*Task description*: Print every line of the listing below word for word, changing nothing and leaving nothing out.

*The data*:
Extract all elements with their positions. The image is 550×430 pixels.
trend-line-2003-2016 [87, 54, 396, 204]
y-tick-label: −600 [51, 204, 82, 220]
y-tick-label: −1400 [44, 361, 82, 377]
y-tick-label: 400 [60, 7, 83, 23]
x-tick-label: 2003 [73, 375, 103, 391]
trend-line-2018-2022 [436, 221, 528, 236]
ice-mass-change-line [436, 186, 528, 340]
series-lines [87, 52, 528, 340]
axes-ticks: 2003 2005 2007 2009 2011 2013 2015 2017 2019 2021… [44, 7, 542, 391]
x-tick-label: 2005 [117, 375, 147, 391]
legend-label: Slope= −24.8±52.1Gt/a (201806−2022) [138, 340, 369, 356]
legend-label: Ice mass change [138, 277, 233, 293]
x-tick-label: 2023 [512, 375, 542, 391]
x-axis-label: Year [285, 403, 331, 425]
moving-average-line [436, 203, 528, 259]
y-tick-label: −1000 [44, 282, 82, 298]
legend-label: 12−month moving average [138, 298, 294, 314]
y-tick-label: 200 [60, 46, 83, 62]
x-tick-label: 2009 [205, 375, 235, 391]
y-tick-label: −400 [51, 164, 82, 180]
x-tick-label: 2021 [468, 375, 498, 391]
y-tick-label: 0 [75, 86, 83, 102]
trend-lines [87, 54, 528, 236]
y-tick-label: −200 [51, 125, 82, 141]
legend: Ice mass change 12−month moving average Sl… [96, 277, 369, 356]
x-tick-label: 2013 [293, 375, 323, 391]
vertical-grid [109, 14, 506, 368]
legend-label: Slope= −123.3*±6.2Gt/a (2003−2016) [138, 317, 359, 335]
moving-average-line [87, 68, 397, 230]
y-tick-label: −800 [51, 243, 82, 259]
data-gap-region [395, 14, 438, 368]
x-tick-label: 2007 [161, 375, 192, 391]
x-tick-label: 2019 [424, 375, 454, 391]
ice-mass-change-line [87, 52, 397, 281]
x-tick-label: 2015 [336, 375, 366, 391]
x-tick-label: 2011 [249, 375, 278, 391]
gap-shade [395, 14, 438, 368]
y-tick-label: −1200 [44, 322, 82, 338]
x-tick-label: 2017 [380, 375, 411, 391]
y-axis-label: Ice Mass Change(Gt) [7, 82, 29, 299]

*Output below*:
Extract all elements with their positions. The image is 550×430 pixels.
trend-line-2003-2016 [87, 54, 396, 204]
y-tick-label: −600 [51, 204, 82, 220]
y-tick-label: −1400 [44, 361, 82, 377]
y-tick-label: 400 [60, 7, 83, 23]
x-tick-label: 2003 [73, 375, 103, 391]
trend-line-2018-2022 [436, 221, 528, 236]
ice-mass-change-line [436, 186, 528, 340]
series-lines [87, 52, 528, 340]
axes-ticks: 2003 2005 2007 2009 2011 2013 2015 2017 2019 2021… [44, 7, 542, 391]
x-tick-label: 2005 [117, 375, 147, 391]
legend-label: Slope= −24.8±52.1Gt/a (201806−2022) [138, 340, 369, 356]
legend-label: Ice mass change [138, 277, 233, 293]
x-tick-label: 2023 [512, 375, 542, 391]
x-axis-label: Year [285, 403, 331, 425]
moving-average-line [436, 203, 528, 259]
y-tick-label: −1000 [44, 282, 82, 298]
legend-label: 12−month moving average [138, 298, 294, 314]
y-tick-label: 200 [60, 46, 83, 62]
x-tick-label: 2009 [205, 375, 235, 391]
y-tick-label: −400 [51, 164, 82, 180]
x-tick-label: 2021 [468, 375, 498, 391]
y-tick-label: 0 [75, 86, 83, 102]
trend-lines [87, 54, 528, 236]
y-tick-label: −200 [51, 125, 82, 141]
legend: Ice mass change 12−month moving average Sl… [96, 277, 369, 356]
x-tick-label: 2013 [293, 375, 323, 391]
vertical-grid [109, 14, 506, 368]
legend-label: Slope= −123.3*±6.2Gt/a (2003−2016) [138, 317, 359, 335]
moving-average-line [87, 68, 397, 230]
y-tick-label: −800 [51, 243, 82, 259]
data-gap-region [395, 14, 438, 368]
x-tick-label: 2007 [161, 375, 192, 391]
x-tick-label: 2019 [424, 375, 454, 391]
ice-mass-change-line [87, 52, 397, 281]
x-tick-label: 2015 [336, 375, 366, 391]
x-tick-label: 2011 [249, 375, 278, 391]
gap-shade [395, 14, 438, 368]
y-tick-label: −1200 [44, 322, 82, 338]
x-tick-label: 2017 [380, 375, 411, 391]
y-axis-label: Ice Mass Change(Gt) [7, 82, 29, 299]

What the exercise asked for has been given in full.